Data listing —
────

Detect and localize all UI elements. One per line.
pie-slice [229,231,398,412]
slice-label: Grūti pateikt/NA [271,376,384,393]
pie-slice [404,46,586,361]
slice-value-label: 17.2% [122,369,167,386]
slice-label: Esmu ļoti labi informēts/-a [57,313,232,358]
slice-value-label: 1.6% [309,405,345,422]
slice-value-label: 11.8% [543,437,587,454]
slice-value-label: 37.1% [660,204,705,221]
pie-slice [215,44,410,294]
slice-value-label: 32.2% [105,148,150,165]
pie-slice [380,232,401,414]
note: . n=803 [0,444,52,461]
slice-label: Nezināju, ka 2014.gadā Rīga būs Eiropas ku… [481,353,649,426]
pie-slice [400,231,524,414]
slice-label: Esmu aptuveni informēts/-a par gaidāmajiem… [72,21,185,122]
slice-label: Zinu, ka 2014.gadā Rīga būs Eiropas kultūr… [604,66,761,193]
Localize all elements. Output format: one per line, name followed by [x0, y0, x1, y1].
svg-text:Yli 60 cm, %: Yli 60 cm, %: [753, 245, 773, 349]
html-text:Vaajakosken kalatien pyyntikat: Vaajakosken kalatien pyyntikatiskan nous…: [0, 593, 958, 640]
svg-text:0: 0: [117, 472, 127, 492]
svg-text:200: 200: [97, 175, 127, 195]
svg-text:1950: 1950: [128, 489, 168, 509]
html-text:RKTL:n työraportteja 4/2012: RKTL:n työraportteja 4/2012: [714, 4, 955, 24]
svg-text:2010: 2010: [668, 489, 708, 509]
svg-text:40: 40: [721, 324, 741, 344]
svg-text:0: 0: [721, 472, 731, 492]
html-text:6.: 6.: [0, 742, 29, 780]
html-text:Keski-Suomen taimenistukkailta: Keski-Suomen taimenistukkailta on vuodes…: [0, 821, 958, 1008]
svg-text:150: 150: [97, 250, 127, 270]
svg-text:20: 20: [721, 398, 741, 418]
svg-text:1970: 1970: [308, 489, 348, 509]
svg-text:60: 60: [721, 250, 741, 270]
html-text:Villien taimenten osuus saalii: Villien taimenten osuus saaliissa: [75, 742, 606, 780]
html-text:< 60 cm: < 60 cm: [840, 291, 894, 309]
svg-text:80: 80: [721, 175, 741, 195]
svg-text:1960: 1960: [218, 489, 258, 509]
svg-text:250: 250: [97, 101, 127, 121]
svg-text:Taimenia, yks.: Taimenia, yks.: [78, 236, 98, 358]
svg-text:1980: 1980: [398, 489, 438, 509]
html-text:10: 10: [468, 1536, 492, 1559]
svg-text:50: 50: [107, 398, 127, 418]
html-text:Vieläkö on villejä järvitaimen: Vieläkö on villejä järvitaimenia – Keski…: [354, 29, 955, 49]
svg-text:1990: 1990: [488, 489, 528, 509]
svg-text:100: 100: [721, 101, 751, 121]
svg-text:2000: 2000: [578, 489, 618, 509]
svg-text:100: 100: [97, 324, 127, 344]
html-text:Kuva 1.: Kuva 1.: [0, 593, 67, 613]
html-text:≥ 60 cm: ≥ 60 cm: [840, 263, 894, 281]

────

Stated task — Quote every line of the records above verbatim, from the first line through the last, with no changes.

Expected output —
Detect and localize all UI elements. One per line.
pie-slice [229,231,398,412]
slice-label: Grūti pateikt/NA [271,376,384,393]
pie-slice [404,46,586,361]
slice-value-label: 17.2% [122,369,167,386]
slice-label: Esmu ļoti labi informēts/-a [57,313,232,358]
slice-value-label: 1.6% [309,405,345,422]
slice-value-label: 11.8% [543,437,587,454]
slice-value-label: 37.1% [660,204,705,221]
pie-slice [215,44,410,294]
slice-value-label: 32.2% [105,148,150,165]
pie-slice [380,232,401,414]
note: . n=803 [0,444,52,461]
slice-label: Nezināju, ka 2014.gadā Rīga būs Eiropas ku… [481,353,649,426]
pie-slice [400,231,524,414]
slice-label: Esmu aptuveni informēts/-a par gaidāmajiem… [72,21,185,122]
slice-label: Zinu, ka 2014.gadā Rīga būs Eiropas kultūr… [604,66,761,193]
Localize all elements. Output format: one per line, name followed by [x0, y0, x1, y1].
svg-text:Yli 60 cm, %: Yli 60 cm, %: [753, 245, 773, 349]
html-text:Vaajakosken kalatien pyyntikat: Vaajakosken kalatien pyyntikatiskan nous…: [0, 593, 958, 640]
svg-text:0: 0: [117, 472, 127, 492]
svg-text:200: 200: [97, 175, 127, 195]
svg-text:1950: 1950: [128, 489, 168, 509]
html-text:RKTL:n työraportteja 4/2012: RKTL:n työraportteja 4/2012: [714, 4, 955, 24]
svg-text:2010: 2010: [668, 489, 708, 509]
svg-text:40: 40: [721, 324, 741, 344]
svg-text:0: 0: [721, 472, 731, 492]
html-text:6.: 6.: [0, 742, 29, 780]
html-text:Keski-Suomen taimenistukkailta: Keski-Suomen taimenistukkailta on vuodes…: [0, 821, 958, 1008]
svg-text:150: 150: [97, 250, 127, 270]
svg-text:20: 20: [721, 398, 741, 418]
svg-text:1970: 1970: [308, 489, 348, 509]
svg-text:60: 60: [721, 250, 741, 270]
html-text:Villien taimenten osuus saalii: Villien taimenten osuus saaliissa: [75, 742, 606, 780]
html-text:< 60 cm: < 60 cm: [840, 291, 894, 309]
svg-text:80: 80: [721, 175, 741, 195]
svg-text:1960: 1960: [218, 489, 258, 509]
svg-text:250: 250: [97, 101, 127, 121]
svg-text:Taimenia, yks.: Taimenia, yks.: [78, 236, 98, 358]
svg-text:1980: 1980: [398, 489, 438, 509]
html-text:10: 10: [468, 1536, 492, 1559]
svg-text:50: 50: [107, 398, 127, 418]
html-text:Vieläkö on villejä järvitaimen: Vieläkö on villejä järvitaimenia – Keski…: [354, 29, 955, 49]
svg-text:1990: 1990: [488, 489, 528, 509]
svg-text:100: 100: [721, 101, 751, 121]
svg-text:2000: 2000: [578, 489, 618, 509]
svg-text:100: 100: [97, 324, 127, 344]
html-text:Kuva 1.: Kuva 1.: [0, 593, 67, 613]
html-text:≥ 60 cm: ≥ 60 cm: [840, 263, 894, 281]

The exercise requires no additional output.